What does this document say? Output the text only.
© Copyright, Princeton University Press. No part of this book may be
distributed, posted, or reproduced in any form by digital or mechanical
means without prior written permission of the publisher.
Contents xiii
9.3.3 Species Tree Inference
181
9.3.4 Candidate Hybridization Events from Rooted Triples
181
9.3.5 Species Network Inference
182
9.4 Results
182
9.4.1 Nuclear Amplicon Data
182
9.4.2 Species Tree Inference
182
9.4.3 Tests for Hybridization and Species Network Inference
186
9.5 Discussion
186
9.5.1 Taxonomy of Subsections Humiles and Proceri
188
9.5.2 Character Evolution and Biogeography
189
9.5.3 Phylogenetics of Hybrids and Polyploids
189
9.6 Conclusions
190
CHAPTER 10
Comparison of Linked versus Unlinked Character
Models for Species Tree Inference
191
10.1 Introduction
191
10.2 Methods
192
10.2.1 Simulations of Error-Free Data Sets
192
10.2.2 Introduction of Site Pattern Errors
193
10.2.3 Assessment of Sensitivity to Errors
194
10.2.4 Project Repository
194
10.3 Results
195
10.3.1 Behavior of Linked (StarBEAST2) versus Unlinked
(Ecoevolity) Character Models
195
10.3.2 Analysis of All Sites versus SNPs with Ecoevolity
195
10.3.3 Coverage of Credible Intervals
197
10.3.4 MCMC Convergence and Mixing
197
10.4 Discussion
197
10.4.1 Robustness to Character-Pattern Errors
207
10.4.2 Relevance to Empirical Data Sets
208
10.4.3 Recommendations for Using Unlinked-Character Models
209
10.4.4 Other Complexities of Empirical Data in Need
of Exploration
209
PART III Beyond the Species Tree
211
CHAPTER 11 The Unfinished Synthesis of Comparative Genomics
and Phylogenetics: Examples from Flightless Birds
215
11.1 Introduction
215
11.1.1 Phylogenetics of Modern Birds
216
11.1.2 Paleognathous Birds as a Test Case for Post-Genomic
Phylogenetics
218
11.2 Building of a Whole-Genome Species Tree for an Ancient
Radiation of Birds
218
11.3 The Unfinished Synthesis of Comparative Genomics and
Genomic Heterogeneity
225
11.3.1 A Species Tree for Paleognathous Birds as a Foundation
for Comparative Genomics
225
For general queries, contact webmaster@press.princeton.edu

Task requirements =>
Print every line you see above, exactly as written.

Task output =>
What does this document say? Output the text only.
© Copyright, Princeton University Press. No part of this book may be
distributed, posted, or reproduced in any form by digital or mechanical
means without prior written permission of the publisher.
Contents xiii
9.3.3 Species Tree Inference
181
9.3.4 Candidate Hybridization Events from Rooted Triples
181
9.3.5 Species Network Inference
182
9.4 Results
182
9.4.1 Nuclear Amplicon Data
182
9.4.2 Species Tree Inference
182
9.4.3 Tests for Hybridization and Species Network Inference
186
9.5 Discussion
186
9.5.1 Taxonomy of Subsections Humiles and Proceri
188
9.5.2 Character Evolution and Biogeography
189
9.5.3 Phylogenetics of Hybrids and Polyploids
189
9.6 Conclusions
190
CHAPTER 10
Comparison of Linked versus Unlinked Character
Models for Species Tree Inference
191
10.1 Introduction
191
10.2 Methods
192
10.2.1 Simulations of Error-Free Data Sets
192
10.2.2 Introduction of Site Pattern Errors
193
10.2.3 Assessment of Sensitivity to Errors
194
10.2.4 Project Repository
194
10.3 Results
195
10.3.1 Behavior of Linked (StarBEAST2) versus Unlinked
(Ecoevolity) Character Models
195
10.3.2 Analysis of All Sites versus SNPs with Ecoevolity
195
10.3.3 Coverage of Credible Intervals
197
10.3.4 MCMC Convergence and Mixing
197
10.4 Discussion
197
10.4.1 Robustness to Character-Pattern Errors
207
10.4.2 Relevance to Empirical Data Sets
208
10.4.3 Recommendations for Using Unlinked-Character Models
209
10.4.4 Other Complexities of Empirical Data in Need
of Exploration
209
PART III Beyond the Species Tree
211
CHAPTER 11 The Unfinished Synthesis of Comparative Genomics
and Phylogenetics: Examples from Flightless Birds
215
11.1 Introduction
215
11.1.1 Phylogenetics of Modern Birds
216
11.1.2 Paleognathous Birds as a Test Case for Post-Genomic
Phylogenetics
218
11.2 Building of a Whole-Genome Species Tree for an Ancient
Radiation of Birds
218
11.3 The Unfinished Synthesis of Comparative Genomics and
Genomic Heterogeneity
225
11.3.1 A Species Tree for Paleognathous Birds as a Foundation
for Comparative Genomics
225
For general queries, contact webmaster@press.princeton.edu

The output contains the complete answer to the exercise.